(A run of records):
* * * * * * * * *

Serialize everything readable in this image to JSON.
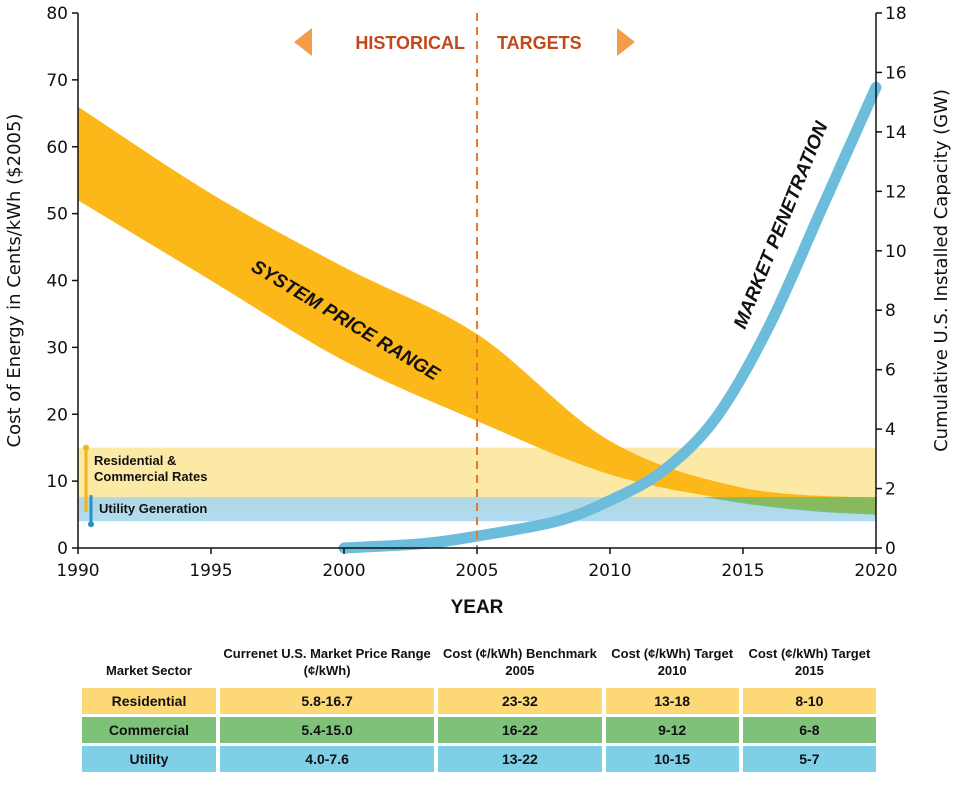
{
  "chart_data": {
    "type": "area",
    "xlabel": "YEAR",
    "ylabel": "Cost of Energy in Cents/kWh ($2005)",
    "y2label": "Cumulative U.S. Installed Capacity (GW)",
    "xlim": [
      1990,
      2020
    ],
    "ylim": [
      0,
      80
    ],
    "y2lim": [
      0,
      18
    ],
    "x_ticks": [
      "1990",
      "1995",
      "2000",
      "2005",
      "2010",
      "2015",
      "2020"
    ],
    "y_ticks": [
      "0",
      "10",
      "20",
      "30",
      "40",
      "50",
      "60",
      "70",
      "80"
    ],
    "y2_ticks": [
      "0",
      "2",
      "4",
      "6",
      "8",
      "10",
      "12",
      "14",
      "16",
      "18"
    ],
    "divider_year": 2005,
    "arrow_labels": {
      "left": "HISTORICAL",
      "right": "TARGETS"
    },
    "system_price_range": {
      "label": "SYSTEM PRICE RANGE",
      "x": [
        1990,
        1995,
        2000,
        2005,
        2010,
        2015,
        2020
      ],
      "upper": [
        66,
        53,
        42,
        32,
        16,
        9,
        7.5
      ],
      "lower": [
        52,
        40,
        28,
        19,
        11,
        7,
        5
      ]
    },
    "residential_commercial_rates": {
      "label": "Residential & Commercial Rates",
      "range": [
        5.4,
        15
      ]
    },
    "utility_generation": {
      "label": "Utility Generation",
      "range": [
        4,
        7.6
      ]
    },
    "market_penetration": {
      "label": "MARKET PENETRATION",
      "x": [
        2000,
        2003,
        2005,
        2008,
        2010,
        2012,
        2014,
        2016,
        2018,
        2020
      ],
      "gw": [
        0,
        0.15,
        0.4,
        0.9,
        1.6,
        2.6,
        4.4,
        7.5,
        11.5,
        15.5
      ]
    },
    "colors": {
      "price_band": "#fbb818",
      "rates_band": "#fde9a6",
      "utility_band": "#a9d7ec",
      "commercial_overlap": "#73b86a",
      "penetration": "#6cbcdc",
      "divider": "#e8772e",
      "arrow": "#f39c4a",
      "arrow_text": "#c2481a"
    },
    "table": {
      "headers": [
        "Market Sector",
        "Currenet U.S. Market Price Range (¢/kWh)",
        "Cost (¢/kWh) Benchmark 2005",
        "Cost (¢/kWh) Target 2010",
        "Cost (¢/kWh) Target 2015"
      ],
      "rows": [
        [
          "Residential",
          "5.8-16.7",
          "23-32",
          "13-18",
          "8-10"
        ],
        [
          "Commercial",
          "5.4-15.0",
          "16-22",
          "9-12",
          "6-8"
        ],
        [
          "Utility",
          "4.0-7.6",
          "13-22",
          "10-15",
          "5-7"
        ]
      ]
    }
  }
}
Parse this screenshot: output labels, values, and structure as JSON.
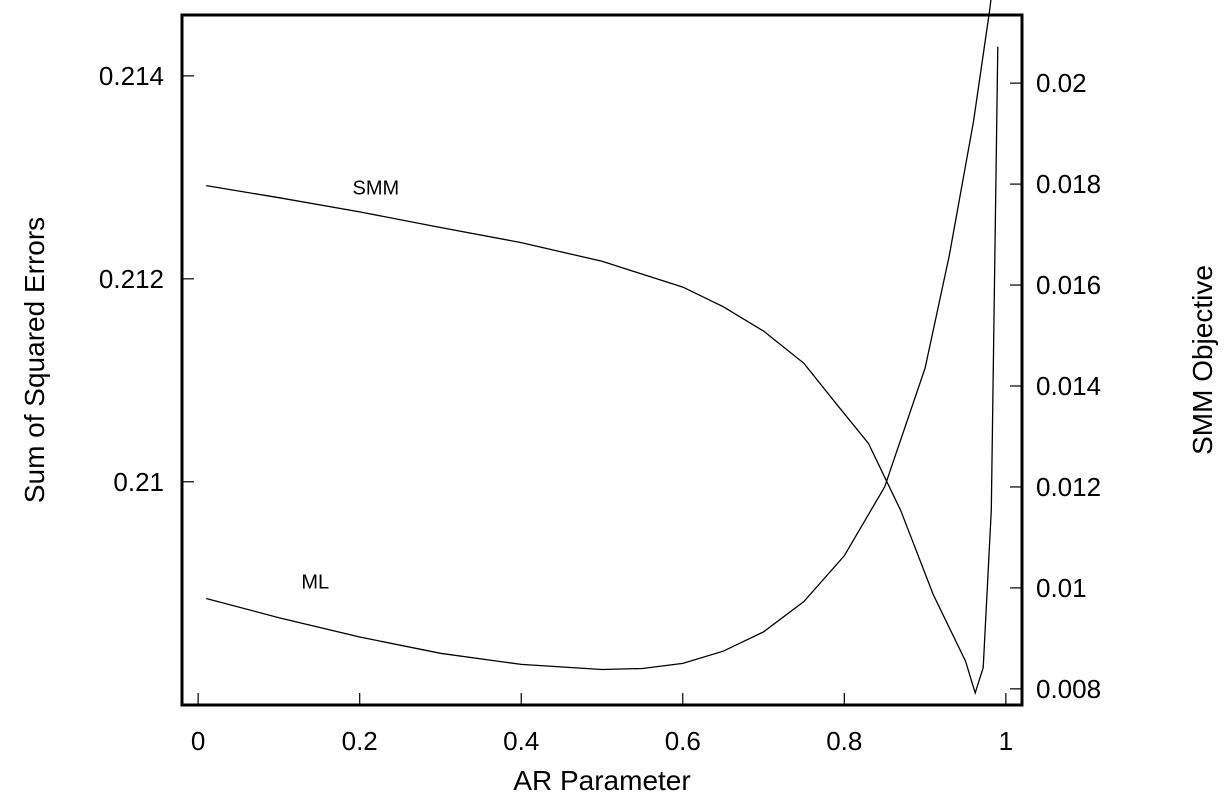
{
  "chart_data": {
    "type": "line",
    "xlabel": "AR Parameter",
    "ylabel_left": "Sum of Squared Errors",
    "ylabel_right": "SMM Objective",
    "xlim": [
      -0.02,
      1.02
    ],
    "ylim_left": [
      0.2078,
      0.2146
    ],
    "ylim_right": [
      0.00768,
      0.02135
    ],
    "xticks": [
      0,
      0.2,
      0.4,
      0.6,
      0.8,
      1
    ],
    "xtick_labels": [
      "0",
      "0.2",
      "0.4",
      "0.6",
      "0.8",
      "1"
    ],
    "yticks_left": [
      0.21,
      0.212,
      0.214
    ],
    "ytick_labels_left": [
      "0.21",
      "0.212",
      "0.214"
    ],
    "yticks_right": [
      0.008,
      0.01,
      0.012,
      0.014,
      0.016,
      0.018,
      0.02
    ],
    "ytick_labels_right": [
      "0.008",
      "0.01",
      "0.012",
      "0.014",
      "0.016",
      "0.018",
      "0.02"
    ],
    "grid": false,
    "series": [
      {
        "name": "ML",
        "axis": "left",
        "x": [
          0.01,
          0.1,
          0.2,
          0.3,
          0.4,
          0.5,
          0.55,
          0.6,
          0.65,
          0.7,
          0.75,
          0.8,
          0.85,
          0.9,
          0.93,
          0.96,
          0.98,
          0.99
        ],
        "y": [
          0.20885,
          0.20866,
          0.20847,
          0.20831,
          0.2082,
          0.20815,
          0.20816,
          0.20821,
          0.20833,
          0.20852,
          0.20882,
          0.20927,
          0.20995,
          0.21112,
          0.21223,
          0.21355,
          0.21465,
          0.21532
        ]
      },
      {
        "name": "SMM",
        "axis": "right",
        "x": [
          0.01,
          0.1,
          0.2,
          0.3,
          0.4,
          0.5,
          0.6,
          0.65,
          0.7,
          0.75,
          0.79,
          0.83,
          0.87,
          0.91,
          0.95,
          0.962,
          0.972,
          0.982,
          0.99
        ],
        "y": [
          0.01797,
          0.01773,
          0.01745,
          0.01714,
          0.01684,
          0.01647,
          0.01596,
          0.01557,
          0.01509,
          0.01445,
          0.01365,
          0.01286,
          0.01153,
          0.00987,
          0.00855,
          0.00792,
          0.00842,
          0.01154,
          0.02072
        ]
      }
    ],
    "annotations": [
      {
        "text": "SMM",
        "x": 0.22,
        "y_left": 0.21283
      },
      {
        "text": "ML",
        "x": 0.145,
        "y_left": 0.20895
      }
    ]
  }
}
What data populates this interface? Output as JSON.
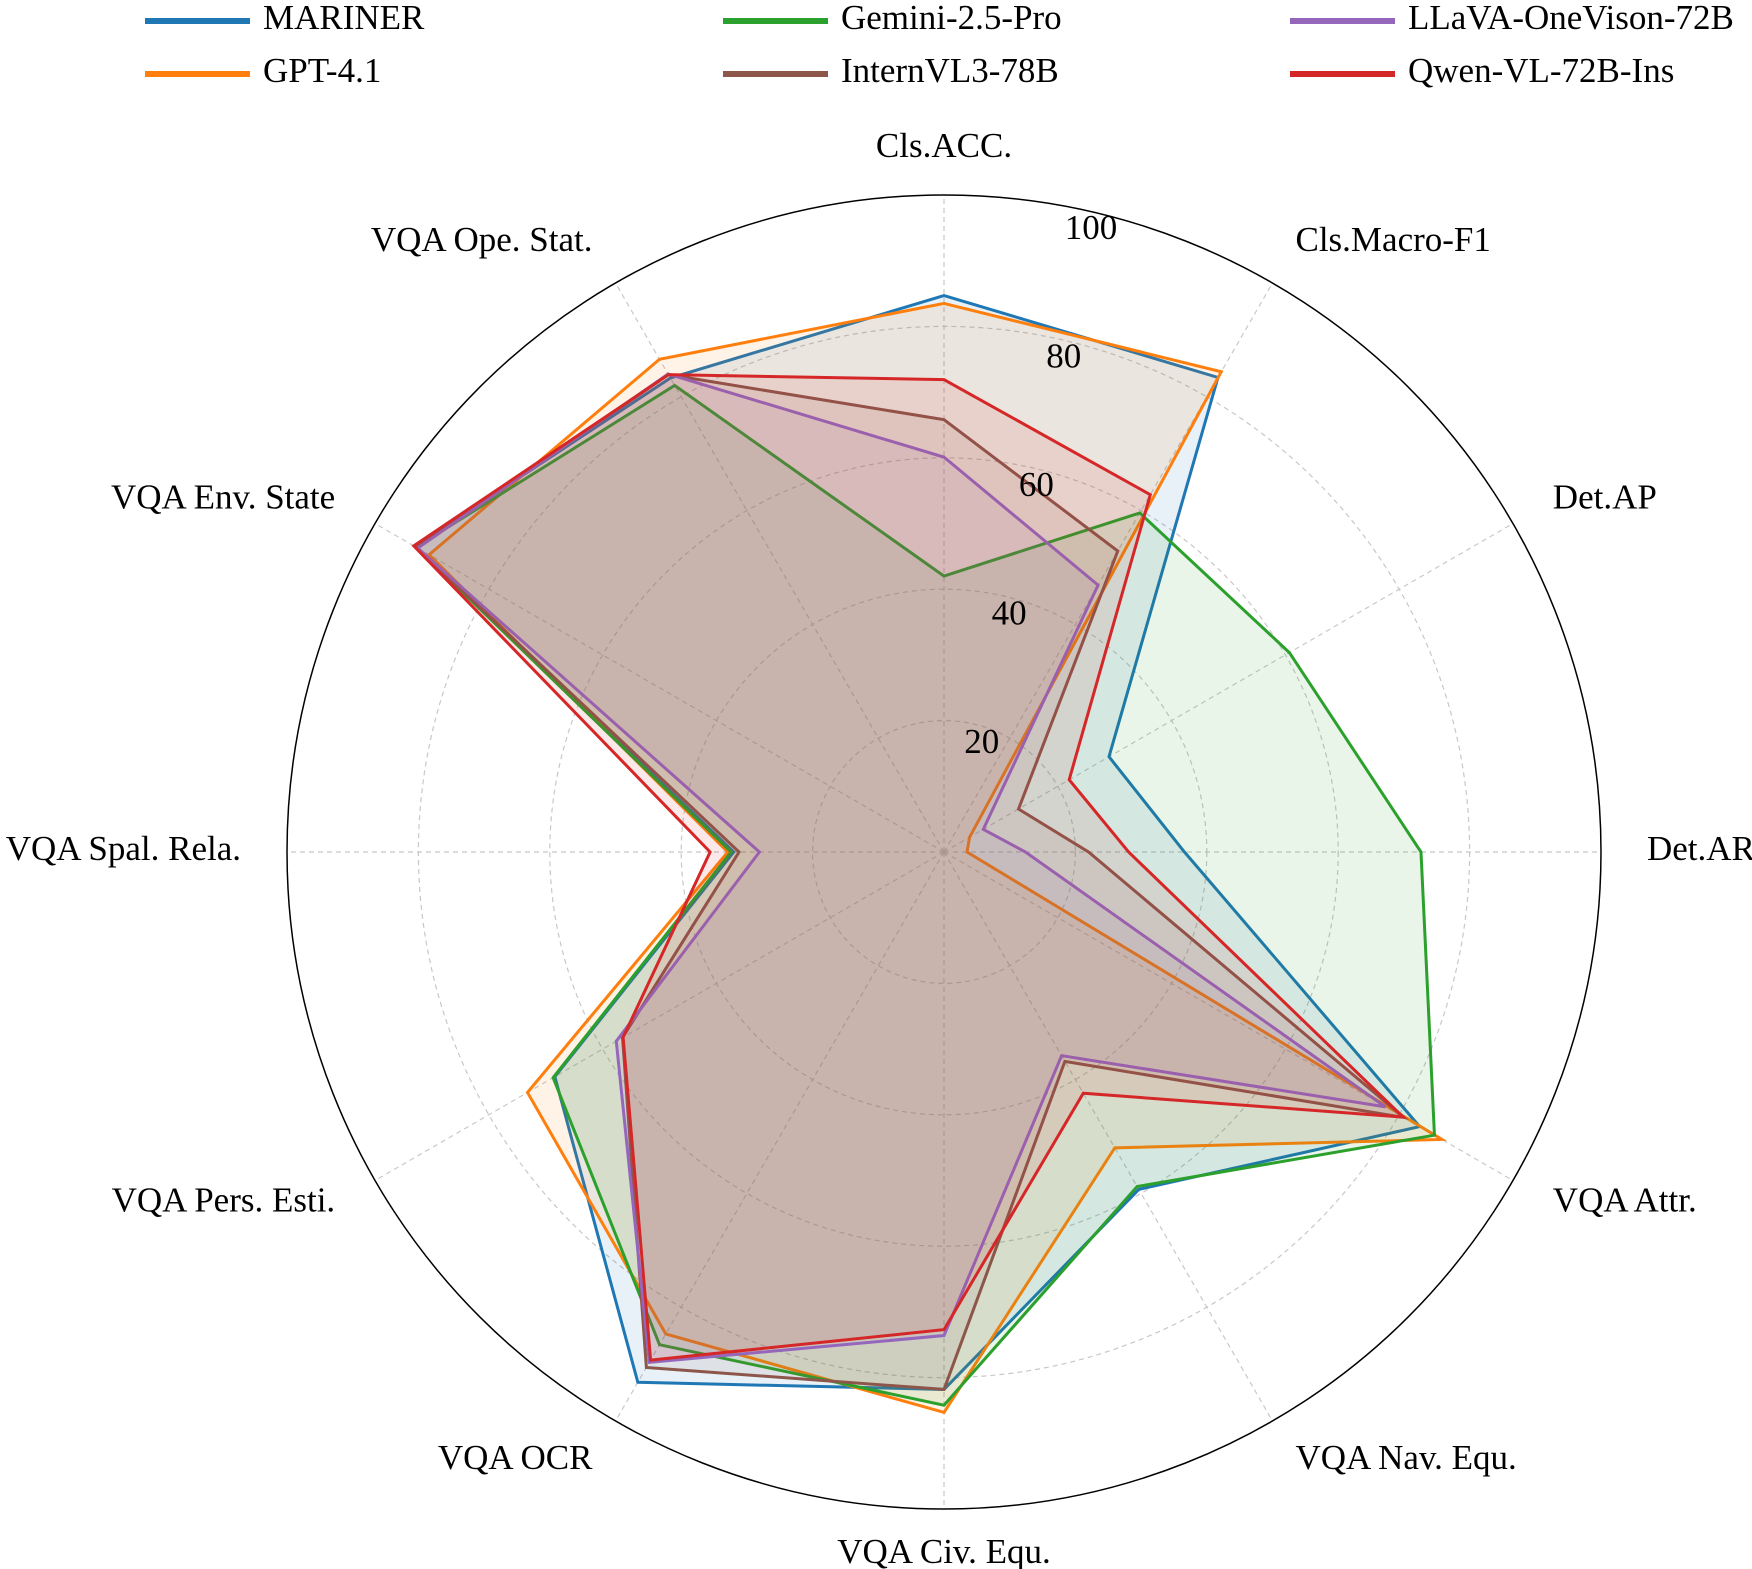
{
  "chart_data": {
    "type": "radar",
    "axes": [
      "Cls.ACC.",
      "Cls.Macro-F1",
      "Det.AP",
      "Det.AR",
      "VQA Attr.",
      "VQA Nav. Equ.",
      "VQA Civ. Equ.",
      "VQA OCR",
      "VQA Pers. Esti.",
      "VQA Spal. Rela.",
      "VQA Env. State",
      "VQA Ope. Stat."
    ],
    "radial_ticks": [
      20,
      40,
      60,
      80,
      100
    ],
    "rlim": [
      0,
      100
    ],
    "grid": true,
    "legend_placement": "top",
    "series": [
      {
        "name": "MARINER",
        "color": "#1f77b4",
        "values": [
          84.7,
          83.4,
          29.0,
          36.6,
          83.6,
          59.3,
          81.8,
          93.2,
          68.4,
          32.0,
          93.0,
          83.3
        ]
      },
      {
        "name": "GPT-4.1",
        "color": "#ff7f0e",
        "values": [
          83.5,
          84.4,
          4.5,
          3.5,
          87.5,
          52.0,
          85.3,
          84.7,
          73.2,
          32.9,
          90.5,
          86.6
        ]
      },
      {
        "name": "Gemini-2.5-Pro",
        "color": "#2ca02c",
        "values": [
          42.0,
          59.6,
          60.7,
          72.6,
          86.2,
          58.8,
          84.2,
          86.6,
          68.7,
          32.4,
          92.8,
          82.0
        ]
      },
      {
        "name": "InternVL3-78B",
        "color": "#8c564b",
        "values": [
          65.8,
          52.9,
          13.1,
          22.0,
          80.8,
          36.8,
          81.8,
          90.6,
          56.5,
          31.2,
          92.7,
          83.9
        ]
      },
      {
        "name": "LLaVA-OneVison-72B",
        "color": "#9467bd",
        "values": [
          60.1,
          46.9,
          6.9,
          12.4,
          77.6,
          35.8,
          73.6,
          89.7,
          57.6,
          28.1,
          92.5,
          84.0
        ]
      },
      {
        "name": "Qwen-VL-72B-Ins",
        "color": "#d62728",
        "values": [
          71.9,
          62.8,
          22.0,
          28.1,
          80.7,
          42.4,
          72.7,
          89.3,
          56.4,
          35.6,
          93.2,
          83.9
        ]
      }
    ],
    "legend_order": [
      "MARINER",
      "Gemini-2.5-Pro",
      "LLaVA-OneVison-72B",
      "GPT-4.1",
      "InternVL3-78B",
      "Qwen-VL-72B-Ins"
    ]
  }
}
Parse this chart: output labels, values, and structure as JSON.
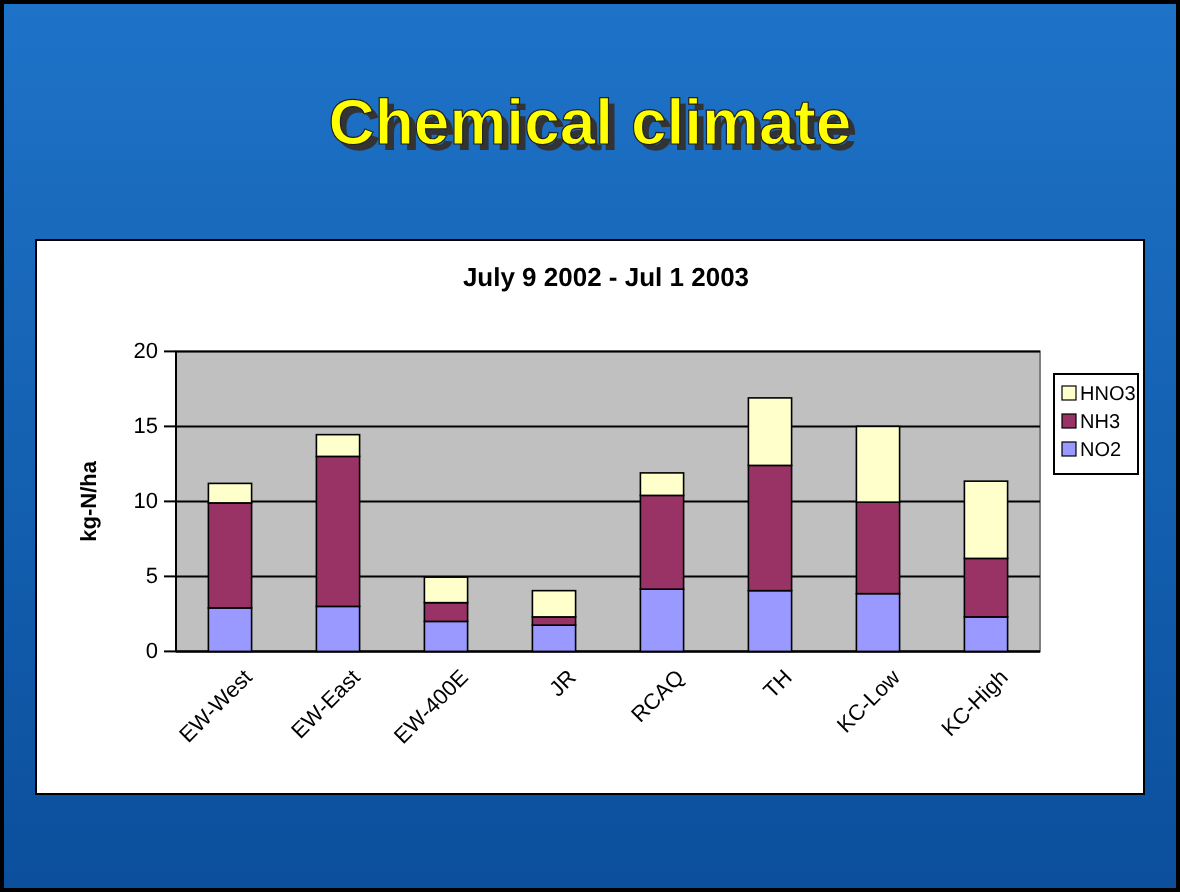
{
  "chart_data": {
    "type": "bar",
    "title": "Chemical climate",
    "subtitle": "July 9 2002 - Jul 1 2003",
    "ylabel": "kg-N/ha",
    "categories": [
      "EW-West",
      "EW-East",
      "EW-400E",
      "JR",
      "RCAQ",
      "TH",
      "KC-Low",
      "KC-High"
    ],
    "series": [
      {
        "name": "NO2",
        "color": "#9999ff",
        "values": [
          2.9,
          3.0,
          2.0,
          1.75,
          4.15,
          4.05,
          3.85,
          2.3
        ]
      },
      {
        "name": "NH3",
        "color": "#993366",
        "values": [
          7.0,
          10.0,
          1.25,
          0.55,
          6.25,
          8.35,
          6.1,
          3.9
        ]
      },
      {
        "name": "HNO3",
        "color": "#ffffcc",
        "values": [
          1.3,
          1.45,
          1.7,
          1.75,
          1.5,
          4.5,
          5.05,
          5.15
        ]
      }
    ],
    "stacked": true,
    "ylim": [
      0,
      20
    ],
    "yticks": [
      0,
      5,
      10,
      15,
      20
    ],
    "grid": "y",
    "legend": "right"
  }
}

* * * * * * * * *

(YOUR INSTRUCTIONS): Which lines include the word "Cost"? Copy every one of them.

(RESPONSE BELOW):
    "ylabel": "Cost of Energy in Cents/kWh ($2005)",
        "Cost (¢/kWh) Benchmark 2005",
        "Cost (¢/kWh) Target 2010",
        "Cost (¢/kWh) Target 2015"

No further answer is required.